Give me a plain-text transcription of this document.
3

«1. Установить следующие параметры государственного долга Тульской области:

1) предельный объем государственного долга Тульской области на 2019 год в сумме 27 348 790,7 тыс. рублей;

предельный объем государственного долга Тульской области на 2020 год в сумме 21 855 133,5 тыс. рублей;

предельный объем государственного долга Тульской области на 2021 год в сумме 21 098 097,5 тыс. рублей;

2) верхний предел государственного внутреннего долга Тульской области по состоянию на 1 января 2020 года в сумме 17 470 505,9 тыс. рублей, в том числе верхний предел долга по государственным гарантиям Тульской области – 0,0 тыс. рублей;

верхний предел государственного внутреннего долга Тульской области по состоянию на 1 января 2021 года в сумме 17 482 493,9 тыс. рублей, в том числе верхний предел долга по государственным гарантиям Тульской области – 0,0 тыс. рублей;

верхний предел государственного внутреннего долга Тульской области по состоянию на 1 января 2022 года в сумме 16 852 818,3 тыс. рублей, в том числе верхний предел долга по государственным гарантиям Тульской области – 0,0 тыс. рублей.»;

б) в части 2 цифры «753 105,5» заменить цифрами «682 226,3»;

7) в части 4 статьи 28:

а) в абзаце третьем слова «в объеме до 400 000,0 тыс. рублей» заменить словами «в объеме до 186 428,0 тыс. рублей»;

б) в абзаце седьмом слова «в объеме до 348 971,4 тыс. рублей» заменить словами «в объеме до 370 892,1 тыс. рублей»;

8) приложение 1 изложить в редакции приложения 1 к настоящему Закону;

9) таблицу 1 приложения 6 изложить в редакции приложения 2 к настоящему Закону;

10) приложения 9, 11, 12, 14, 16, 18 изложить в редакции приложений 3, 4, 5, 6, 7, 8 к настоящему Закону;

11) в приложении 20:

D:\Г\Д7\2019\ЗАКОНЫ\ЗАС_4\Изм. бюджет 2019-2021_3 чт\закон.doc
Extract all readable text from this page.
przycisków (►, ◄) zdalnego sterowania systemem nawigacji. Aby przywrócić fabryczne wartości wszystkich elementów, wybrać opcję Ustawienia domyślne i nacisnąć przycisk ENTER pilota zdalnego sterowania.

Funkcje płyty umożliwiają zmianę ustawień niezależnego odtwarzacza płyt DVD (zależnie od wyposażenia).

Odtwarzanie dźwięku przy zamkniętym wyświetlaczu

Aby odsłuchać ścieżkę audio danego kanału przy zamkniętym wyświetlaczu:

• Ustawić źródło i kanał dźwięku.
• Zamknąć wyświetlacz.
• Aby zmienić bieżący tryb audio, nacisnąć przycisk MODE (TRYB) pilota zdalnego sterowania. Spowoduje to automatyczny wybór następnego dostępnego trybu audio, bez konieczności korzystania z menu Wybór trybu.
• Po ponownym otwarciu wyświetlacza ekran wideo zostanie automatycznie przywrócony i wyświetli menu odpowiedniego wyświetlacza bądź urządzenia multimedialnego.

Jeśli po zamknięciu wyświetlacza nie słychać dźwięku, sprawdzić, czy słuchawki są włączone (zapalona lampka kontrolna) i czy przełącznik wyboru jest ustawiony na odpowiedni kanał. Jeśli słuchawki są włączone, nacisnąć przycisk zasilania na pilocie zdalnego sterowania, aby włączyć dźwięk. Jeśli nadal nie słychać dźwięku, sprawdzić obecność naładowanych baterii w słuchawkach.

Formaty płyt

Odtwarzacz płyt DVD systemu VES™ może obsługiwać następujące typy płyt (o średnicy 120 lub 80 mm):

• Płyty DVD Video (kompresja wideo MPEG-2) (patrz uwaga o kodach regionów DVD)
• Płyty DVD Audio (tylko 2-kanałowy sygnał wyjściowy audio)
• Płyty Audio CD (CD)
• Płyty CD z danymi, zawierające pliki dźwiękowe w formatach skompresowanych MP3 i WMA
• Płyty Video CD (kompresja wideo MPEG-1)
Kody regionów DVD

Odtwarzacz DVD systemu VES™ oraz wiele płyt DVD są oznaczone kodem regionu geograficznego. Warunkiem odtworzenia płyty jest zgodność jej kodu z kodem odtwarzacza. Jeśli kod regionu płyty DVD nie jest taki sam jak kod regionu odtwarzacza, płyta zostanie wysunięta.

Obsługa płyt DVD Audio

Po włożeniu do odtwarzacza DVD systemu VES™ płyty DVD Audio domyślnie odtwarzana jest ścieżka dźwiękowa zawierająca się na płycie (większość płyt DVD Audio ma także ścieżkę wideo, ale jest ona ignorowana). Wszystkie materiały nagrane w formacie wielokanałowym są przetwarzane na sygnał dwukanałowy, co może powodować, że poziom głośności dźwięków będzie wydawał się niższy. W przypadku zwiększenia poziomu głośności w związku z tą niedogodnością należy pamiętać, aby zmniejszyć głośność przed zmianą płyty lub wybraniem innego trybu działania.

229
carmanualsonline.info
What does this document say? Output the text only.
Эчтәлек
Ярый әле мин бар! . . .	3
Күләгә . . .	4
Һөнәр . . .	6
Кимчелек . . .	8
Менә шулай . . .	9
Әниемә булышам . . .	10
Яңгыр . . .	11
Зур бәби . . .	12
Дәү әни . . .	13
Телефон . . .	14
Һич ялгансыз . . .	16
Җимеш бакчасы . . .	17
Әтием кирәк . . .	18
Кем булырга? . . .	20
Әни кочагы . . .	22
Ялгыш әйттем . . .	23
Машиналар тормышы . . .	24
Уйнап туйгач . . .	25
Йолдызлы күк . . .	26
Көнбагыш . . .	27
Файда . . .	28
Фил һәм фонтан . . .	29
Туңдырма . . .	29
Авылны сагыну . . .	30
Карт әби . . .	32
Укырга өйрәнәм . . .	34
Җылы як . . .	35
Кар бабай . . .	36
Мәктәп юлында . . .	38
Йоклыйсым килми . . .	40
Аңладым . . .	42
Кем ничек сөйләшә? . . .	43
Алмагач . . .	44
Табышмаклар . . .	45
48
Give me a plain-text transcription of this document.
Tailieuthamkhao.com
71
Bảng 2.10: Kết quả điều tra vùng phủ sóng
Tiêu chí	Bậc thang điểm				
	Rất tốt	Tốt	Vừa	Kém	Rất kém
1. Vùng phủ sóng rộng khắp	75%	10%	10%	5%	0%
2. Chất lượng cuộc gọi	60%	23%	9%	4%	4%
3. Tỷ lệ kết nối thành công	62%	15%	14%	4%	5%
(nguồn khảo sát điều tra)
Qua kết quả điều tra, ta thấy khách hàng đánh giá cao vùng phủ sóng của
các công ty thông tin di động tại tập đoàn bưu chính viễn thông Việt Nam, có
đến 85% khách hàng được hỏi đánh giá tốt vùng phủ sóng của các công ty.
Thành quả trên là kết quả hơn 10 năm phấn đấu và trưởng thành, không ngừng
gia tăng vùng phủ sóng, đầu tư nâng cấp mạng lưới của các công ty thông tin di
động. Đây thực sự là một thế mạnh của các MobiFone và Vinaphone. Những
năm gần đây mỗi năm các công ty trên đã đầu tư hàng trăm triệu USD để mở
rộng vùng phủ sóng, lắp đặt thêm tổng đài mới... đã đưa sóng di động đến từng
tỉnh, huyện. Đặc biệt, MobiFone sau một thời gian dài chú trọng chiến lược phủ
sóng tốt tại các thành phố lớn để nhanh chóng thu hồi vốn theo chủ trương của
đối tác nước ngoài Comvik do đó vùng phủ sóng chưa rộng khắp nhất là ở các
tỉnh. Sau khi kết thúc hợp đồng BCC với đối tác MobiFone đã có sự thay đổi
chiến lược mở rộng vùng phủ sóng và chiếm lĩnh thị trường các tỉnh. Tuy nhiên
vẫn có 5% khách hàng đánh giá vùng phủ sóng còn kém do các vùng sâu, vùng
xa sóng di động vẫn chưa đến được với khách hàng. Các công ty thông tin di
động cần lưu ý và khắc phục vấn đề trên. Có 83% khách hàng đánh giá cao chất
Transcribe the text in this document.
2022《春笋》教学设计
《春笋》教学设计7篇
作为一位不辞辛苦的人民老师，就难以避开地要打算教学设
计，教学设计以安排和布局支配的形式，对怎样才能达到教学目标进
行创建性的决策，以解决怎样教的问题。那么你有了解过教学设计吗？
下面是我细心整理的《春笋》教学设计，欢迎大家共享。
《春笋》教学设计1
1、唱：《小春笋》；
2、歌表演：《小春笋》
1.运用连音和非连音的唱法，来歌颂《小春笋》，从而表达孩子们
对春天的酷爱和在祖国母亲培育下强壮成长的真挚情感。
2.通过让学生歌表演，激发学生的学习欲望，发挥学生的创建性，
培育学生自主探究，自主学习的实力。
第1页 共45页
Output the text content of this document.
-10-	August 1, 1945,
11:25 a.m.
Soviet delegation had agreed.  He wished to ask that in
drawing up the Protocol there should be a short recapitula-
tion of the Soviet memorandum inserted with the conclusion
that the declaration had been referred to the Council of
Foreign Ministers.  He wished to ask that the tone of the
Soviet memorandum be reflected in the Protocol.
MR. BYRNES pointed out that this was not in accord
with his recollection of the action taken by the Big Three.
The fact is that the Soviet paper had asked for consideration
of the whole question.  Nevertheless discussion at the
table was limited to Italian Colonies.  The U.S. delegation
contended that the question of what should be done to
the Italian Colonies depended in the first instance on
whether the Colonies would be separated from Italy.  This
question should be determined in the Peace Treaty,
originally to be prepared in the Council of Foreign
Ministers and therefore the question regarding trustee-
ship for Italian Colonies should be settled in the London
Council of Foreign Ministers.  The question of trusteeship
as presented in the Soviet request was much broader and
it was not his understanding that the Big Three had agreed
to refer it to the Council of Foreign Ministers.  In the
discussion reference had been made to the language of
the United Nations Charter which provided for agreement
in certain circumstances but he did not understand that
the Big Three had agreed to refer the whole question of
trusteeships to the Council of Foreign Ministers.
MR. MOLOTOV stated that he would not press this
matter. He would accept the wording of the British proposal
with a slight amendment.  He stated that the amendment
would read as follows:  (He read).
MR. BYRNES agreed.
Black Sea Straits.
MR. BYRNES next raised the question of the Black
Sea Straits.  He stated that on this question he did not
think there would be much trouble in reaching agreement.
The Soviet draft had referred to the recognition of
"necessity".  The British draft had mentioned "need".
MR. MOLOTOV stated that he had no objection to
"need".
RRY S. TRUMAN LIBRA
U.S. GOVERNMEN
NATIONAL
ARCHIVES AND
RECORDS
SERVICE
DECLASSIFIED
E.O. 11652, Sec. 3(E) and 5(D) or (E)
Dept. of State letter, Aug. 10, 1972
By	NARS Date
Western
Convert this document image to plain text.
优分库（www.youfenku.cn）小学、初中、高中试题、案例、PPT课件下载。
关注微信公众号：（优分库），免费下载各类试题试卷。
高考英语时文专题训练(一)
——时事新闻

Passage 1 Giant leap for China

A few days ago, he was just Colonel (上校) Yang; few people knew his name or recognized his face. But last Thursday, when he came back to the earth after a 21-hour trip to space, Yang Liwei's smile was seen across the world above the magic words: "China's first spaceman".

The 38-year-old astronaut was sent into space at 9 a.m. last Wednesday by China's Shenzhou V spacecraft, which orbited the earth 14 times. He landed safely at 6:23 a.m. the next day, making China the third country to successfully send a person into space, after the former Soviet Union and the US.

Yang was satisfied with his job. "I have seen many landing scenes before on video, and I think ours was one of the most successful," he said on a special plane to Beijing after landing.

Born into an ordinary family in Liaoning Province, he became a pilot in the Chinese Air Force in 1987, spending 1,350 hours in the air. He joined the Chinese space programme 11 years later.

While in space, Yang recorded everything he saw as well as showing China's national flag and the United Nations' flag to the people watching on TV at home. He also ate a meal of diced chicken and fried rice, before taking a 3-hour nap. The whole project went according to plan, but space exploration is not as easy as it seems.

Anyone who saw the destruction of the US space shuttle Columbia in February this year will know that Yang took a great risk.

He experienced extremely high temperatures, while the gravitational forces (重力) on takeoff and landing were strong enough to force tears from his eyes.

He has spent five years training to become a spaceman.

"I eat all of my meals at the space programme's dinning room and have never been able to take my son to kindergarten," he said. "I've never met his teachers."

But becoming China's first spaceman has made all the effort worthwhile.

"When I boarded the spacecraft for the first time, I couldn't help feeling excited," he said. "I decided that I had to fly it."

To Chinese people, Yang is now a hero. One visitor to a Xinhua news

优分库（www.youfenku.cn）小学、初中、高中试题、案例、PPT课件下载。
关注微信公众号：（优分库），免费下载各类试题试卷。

━━━━━━━━━━

§ **Exercise task**
Search the data above for the string "Black" and return every line that has it.

§ **Written solution**
Black Sea Straits.
MR. BYRNES next raised the question of the Black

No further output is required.